**Source material**
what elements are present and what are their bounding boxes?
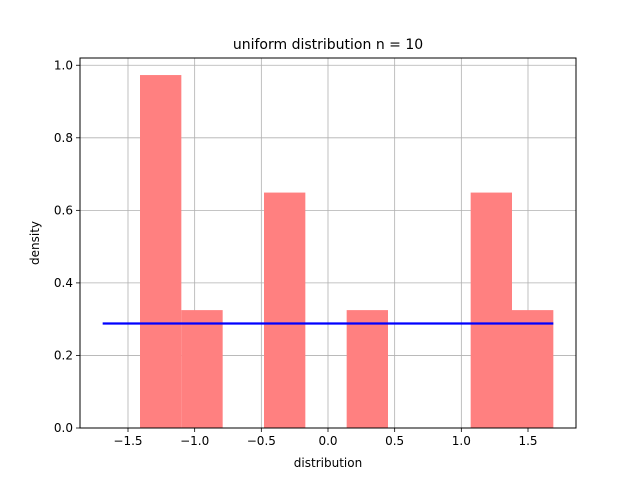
- x-tick-label: −1.5: [113, 434, 142, 448]
- histogram-bar: [512, 310, 554, 428]
- histogram-bars: [140, 75, 554, 429]
- x-tick-label: 0.5: [385, 434, 404, 448]
- histogram-bar: [470, 192, 512, 428]
- histogram-bar: [264, 192, 306, 428]
- histogram-bar: [346, 310, 388, 428]
- x-tick-label: 1.0: [452, 434, 471, 448]
- y-tick-label: 0.8: [54, 131, 73, 145]
- histogram-bar: [140, 75, 182, 429]
- y-tick-label: 0.6: [54, 203, 73, 217]
- histogram-bar: [181, 310, 223, 428]
- x-axis: −1.5 −1.0 −0.5 0.0 0.5 1.0 1.5: [113, 428, 538, 448]
- x-tick-label: 0.0: [318, 434, 337, 448]
- x-tick-label: −0.5: [247, 434, 276, 448]
- y-axis-label: density: [28, 221, 42, 265]
- y-axis: 0.0 0.2 0.4 0.6 0.8 1.0: [54, 58, 80, 435]
- y-tick-label: 0.4: [54, 276, 73, 290]
- y-tick-label: 0.2: [54, 348, 73, 362]
- y-tick-label: 1.0: [54, 58, 73, 72]
- x-tick-label: 1.5: [518, 434, 537, 448]
- chart-title: uniform distribution n = 10: [233, 37, 423, 53]
- y-tick-label: 0.0: [54, 421, 73, 435]
- x-axis-label: distribution: [294, 456, 362, 470]
- x-tick-label: −1.0: [180, 434, 209, 448]
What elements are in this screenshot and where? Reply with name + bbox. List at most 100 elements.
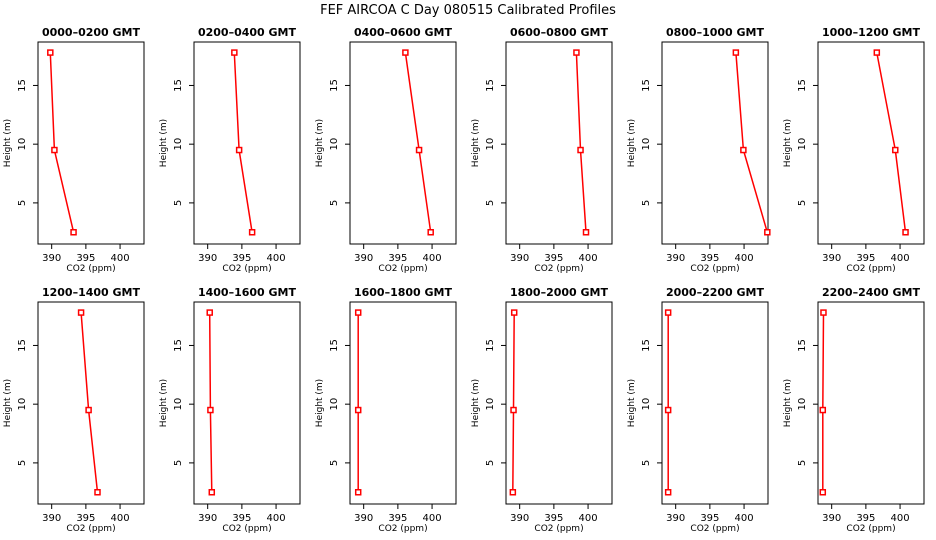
y-tick-label: 5 [329, 200, 340, 206]
x-axis-label: CO2 (ppm) [846, 264, 895, 274]
data-point [664, 309, 672, 316]
x-axis-label: CO2 (ppm) [534, 524, 583, 534]
figure-title: FEF AIRCOA C Day 080515 Calibrated Profi… [320, 3, 616, 18]
x-tick-label: 395 [232, 513, 251, 524]
data-point [740, 146, 747, 154]
plot-frame [817, 41, 925, 245]
y-tick-label: 15 [641, 339, 652, 352]
data-point [582, 229, 590, 236]
panel-title: 0200–0400 GMT [198, 26, 297, 39]
profile-panel: 0600–0800 GMT 390 395 400 5 10 15 CO2 (ppm) Heig… [471, 26, 613, 274]
y-axis-label: Height (m) [159, 119, 169, 167]
y-tick-label: 15 [173, 339, 184, 352]
data-point [819, 406, 827, 414]
y-axis-label: Height (m) [471, 119, 481, 167]
y-tick-label: 15 [329, 339, 340, 352]
data-point [892, 146, 899, 154]
x-tick-label: 395 [700, 513, 719, 524]
y-axis-label: Height (m) [159, 379, 169, 427]
x-tick-label: 390 [822, 513, 841, 524]
profile-panel: 1600–1800 GMT 390 395 400 5 10 15 CO2 (ppm) Heig… [315, 286, 457, 534]
data-point [235, 146, 243, 154]
profile-line [876, 52, 907, 233]
data-point [819, 489, 827, 496]
y-axis-label: Height (m) [783, 379, 793, 427]
y-tick-label: 5 [173, 200, 184, 206]
panel-title: 1600–1800 GMT [354, 286, 453, 299]
y-tick-label: 10 [17, 138, 28, 151]
profile-line [404, 52, 432, 233]
x-axis-label: CO2 (ppm) [378, 524, 427, 534]
plot-frame [817, 301, 925, 505]
x-tick-label: 395 [232, 253, 251, 264]
panel-title: 1000–1200 GMT [822, 26, 921, 39]
data-point [208, 489, 216, 496]
x-tick-label: 400 [891, 513, 910, 524]
y-tick-label: 15 [485, 79, 496, 92]
plot-frame [349, 301, 457, 505]
y-axis-label: Height (m) [3, 379, 13, 427]
x-tick-label: 390 [42, 513, 61, 524]
y-tick-label: 5 [329, 460, 340, 466]
y-tick-label: 15 [641, 79, 652, 92]
plot-frame [37, 41, 145, 245]
panel-grid: 0000–0200 GMT 390 395 400 5 10 15 CO2 (ppm) Heig… [3, 26, 925, 534]
data-point [873, 49, 881, 56]
profile-panel: 2000–2200 GMT 390 395 400 5 10 15 CO2 (ppm) Heig… [627, 286, 769, 534]
x-axis-label: CO2 (ppm) [534, 264, 583, 274]
profile-line [512, 312, 515, 493]
data-point [354, 309, 362, 316]
x-tick-label: 395 [388, 513, 407, 524]
data-point [402, 49, 409, 56]
profile-line [735, 52, 769, 233]
data-point [510, 309, 518, 316]
y-tick-label: 10 [797, 398, 808, 411]
x-tick-label: 390 [354, 513, 373, 524]
x-tick-label: 390 [666, 253, 685, 264]
y-tick-label: 15 [485, 339, 496, 352]
data-point [231, 49, 238, 56]
y-axis-label: Height (m) [471, 379, 481, 427]
data-point [51, 146, 58, 154]
y-tick-label: 15 [329, 79, 340, 92]
y-axis-label: Height (m) [627, 119, 637, 167]
data-point [94, 489, 101, 496]
x-tick-label: 390 [666, 513, 685, 524]
x-tick-label: 400 [267, 253, 286, 264]
panel-title: 1200–1400 GMT [42, 286, 141, 299]
data-point [664, 406, 672, 414]
x-axis-label: CO2 (ppm) [66, 264, 115, 274]
x-tick-label: 390 [42, 253, 61, 264]
x-tick-label: 400 [735, 513, 754, 524]
data-point [85, 406, 92, 414]
y-tick-label: 15 [17, 339, 28, 352]
data-point [415, 146, 423, 154]
x-tick-label: 400 [267, 513, 286, 524]
x-tick-label: 400 [579, 253, 598, 264]
x-tick-label: 400 [891, 253, 910, 264]
x-tick-label: 395 [76, 513, 95, 524]
profile-line [233, 52, 253, 233]
panel-title: 0400–0600 GMT [354, 26, 453, 39]
profile-panel: 1400–1600 GMT 390 395 400 5 10 15 CO2 (ppm) Heig… [159, 286, 301, 534]
x-axis-label: CO2 (ppm) [378, 264, 427, 274]
data-point [573, 49, 580, 56]
plot-frame [505, 41, 613, 245]
x-tick-label: 400 [111, 513, 130, 524]
x-tick-label: 390 [822, 253, 841, 264]
x-tick-label: 395 [856, 253, 875, 264]
y-tick-label: 15 [797, 79, 808, 92]
profile-line [575, 52, 587, 233]
data-point [902, 229, 909, 236]
plot-frame [193, 301, 301, 505]
x-tick-label: 395 [544, 253, 563, 264]
profile-panel: 0000–0200 GMT 390 395 400 5 10 15 CO2 (ppm) Heig… [3, 26, 145, 274]
y-tick-label: 5 [173, 460, 184, 466]
y-tick-label: 10 [641, 138, 652, 151]
data-point [732, 49, 740, 56]
x-axis-label: CO2 (ppm) [690, 524, 739, 534]
data-point [664, 489, 672, 496]
x-tick-label: 390 [198, 253, 217, 264]
y-tick-label: 10 [173, 398, 184, 411]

**Written request**
Transcribe everything from the line containing "- x-tick-label: −1.5: [113, 434, 142, 448]" down to the line containing "- histogram-bar: [181, 310, 223, 428]", keeping each line unchanged.

**Result of the exercise**
- x-tick-label: −1.5: [113, 434, 142, 448]
- histogram-bar: [512, 310, 554, 428]
- histogram-bars: [140, 75, 554, 429]
- x-tick-label: 0.5: [385, 434, 404, 448]
- histogram-bar: [470, 192, 512, 428]
- histogram-bar: [264, 192, 306, 428]
- histogram-bar: [346, 310, 388, 428]
- x-tick-label: 1.0: [452, 434, 471, 448]
- y-tick-label: 0.8: [54, 131, 73, 145]
- histogram-bar: [140, 75, 182, 429]
- y-tick-label: 0.6: [54, 203, 73, 217]
- histogram-bar: [181, 310, 223, 428]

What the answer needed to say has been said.